DIRECTIONS FOR THIS TASK:
In the transcript about Citibank handling Revlon's loan payments, list each person in the "six eyes" approval process and what that person does.

PROVIDED PASSAGE:
KATHERINE DOHERTY: Because sometimes banks loan money to people or businesses, but other times they basically just babysit other people's loans. So sometimes when lenders have lent money to a company, they'll pay Citibank to just administer the loan - to oversee it. Like, when a company makes interest payments to its lenders, Citibank helps move that money. So that's this guy's job - check the right boxes, approve the payments, off it goes. Money trundling along from borrower to lender or lender to borrower.

CHILDS: And on August 11, they're supposed to send out a payment on behalf of Revlon, the makeup company. Revlon borrowed money in 2016 and has to make periodic interest payments on that loan until 2023. So every few months, Citibank sends a couple million dollars from Revlon to the lenders, the people that lent Revlon money.

DOHERTY: Our guy in Delaware is but two eyes in what Citibank calls its six eyes approval process. First, a contractor in India manually enters the payment information. Then another guy, also in India, checks his work and then our guy in Delaware approves it. Three people, six eyes.

DATA PROVIDED:
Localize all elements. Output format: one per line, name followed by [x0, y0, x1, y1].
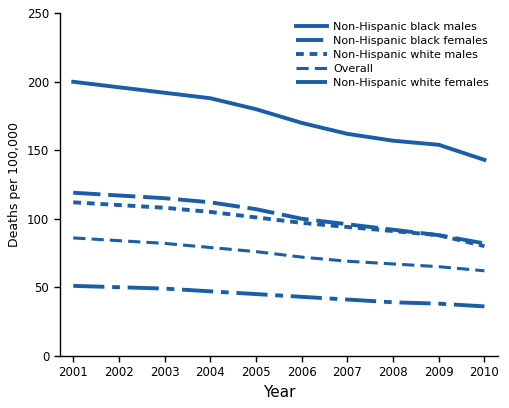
Y-axis label: Deaths per 100,000: Deaths per 100,000 [8, 122, 21, 247]
Legend: Non-Hispanic black males, Non-Hispanic black females, Non-Hispanic white males, : Non-Hispanic black males, Non-Hispanic b… [292, 19, 493, 91]
X-axis label: Year: Year [263, 385, 295, 400]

THE OUTPUT:
1. A contractor in India manually enters the payment information.
2. Another person in India checks that work.
3. The person in Delaware approves the payment.